-- What the exercise asks --
Count lines, not occurrences: give the number of lines holding the word "background", and nothing besides.

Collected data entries

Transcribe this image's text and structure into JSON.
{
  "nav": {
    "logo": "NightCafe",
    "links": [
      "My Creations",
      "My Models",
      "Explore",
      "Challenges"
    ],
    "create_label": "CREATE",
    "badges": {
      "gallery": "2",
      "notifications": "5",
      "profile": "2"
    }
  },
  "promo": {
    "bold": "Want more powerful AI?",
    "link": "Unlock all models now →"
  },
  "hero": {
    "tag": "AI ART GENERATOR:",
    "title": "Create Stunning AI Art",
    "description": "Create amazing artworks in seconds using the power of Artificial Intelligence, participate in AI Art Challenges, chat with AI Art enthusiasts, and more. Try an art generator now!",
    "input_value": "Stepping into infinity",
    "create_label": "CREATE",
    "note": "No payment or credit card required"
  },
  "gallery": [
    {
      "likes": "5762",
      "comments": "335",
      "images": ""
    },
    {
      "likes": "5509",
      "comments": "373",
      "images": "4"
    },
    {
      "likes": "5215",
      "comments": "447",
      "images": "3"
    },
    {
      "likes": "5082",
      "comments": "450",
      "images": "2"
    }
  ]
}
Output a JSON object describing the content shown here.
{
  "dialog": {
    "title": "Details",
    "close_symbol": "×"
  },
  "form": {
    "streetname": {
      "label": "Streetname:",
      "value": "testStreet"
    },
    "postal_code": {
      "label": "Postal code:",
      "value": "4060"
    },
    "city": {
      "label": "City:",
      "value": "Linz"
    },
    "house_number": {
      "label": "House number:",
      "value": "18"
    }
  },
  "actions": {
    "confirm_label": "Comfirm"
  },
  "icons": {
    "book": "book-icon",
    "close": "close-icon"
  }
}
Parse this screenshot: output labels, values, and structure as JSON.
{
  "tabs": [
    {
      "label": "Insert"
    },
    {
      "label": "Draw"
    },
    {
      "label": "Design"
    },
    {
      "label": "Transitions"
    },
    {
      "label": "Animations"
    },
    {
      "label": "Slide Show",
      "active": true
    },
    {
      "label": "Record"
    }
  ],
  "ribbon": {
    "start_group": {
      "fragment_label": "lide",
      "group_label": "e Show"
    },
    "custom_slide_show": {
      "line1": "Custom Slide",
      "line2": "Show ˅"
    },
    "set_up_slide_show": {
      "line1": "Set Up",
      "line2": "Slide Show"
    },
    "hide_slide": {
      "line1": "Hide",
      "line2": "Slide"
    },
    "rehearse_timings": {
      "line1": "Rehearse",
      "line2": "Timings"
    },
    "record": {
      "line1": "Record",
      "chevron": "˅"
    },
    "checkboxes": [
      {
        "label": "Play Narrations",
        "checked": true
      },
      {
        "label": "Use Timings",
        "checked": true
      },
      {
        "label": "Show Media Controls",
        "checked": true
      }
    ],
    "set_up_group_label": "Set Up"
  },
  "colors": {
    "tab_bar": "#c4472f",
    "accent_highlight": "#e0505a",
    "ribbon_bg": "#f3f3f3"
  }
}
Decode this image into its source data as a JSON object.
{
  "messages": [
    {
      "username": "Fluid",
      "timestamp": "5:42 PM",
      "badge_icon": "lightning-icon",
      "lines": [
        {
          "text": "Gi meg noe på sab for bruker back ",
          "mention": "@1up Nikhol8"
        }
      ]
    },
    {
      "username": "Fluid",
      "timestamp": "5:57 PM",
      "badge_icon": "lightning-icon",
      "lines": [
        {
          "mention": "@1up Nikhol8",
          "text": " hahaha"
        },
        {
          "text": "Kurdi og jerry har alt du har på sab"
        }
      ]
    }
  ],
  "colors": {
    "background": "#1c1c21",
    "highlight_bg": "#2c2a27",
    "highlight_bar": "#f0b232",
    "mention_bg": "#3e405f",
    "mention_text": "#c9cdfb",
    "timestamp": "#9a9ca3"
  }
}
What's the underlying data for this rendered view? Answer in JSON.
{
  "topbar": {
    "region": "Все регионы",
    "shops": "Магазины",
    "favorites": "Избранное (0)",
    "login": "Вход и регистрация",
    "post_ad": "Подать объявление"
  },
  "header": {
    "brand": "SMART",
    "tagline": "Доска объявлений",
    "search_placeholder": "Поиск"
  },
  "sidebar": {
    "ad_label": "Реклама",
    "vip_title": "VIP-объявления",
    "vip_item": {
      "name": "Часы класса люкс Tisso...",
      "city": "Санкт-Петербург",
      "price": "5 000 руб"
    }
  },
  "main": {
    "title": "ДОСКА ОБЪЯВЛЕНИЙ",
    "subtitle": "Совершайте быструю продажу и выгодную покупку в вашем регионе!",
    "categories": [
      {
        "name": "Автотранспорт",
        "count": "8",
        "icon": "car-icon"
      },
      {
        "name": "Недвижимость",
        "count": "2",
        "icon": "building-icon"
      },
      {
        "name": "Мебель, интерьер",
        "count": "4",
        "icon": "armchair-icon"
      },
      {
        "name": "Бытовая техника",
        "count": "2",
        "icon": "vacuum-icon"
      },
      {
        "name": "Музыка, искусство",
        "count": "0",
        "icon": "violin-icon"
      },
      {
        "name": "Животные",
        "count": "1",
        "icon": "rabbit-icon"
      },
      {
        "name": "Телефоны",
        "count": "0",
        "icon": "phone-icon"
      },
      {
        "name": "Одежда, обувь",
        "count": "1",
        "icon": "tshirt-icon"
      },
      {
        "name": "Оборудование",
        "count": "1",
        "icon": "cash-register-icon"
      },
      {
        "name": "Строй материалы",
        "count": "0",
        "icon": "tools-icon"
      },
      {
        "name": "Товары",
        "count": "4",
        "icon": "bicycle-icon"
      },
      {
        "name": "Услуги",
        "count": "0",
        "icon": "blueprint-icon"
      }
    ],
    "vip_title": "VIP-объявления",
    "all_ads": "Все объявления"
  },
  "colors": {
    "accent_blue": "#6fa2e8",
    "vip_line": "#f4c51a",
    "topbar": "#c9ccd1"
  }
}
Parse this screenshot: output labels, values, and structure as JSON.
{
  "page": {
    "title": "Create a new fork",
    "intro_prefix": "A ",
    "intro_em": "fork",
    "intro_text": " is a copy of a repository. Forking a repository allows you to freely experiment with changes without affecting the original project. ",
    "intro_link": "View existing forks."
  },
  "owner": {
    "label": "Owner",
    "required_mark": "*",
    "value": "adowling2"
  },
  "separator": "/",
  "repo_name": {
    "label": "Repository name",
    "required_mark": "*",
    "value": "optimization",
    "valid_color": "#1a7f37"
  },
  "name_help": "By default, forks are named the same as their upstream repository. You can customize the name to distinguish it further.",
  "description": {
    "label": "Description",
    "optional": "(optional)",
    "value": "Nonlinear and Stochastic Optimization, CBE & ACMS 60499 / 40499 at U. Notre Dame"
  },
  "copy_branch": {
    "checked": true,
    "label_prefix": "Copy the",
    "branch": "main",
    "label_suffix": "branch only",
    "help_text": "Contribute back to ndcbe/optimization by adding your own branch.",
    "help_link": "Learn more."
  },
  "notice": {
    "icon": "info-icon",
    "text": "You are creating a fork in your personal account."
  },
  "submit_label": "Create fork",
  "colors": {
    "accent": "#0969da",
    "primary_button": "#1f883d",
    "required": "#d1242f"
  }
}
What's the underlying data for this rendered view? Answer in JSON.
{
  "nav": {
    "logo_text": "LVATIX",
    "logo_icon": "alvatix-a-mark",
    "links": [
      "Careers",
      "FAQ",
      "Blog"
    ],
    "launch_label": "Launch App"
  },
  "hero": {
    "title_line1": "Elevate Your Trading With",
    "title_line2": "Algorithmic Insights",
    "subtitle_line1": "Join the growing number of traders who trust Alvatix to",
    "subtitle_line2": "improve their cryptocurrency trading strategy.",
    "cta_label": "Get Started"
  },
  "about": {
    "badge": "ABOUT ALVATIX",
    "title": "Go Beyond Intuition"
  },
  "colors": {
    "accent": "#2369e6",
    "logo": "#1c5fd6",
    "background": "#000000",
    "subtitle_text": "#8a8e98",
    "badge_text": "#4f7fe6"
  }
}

-- Result --
2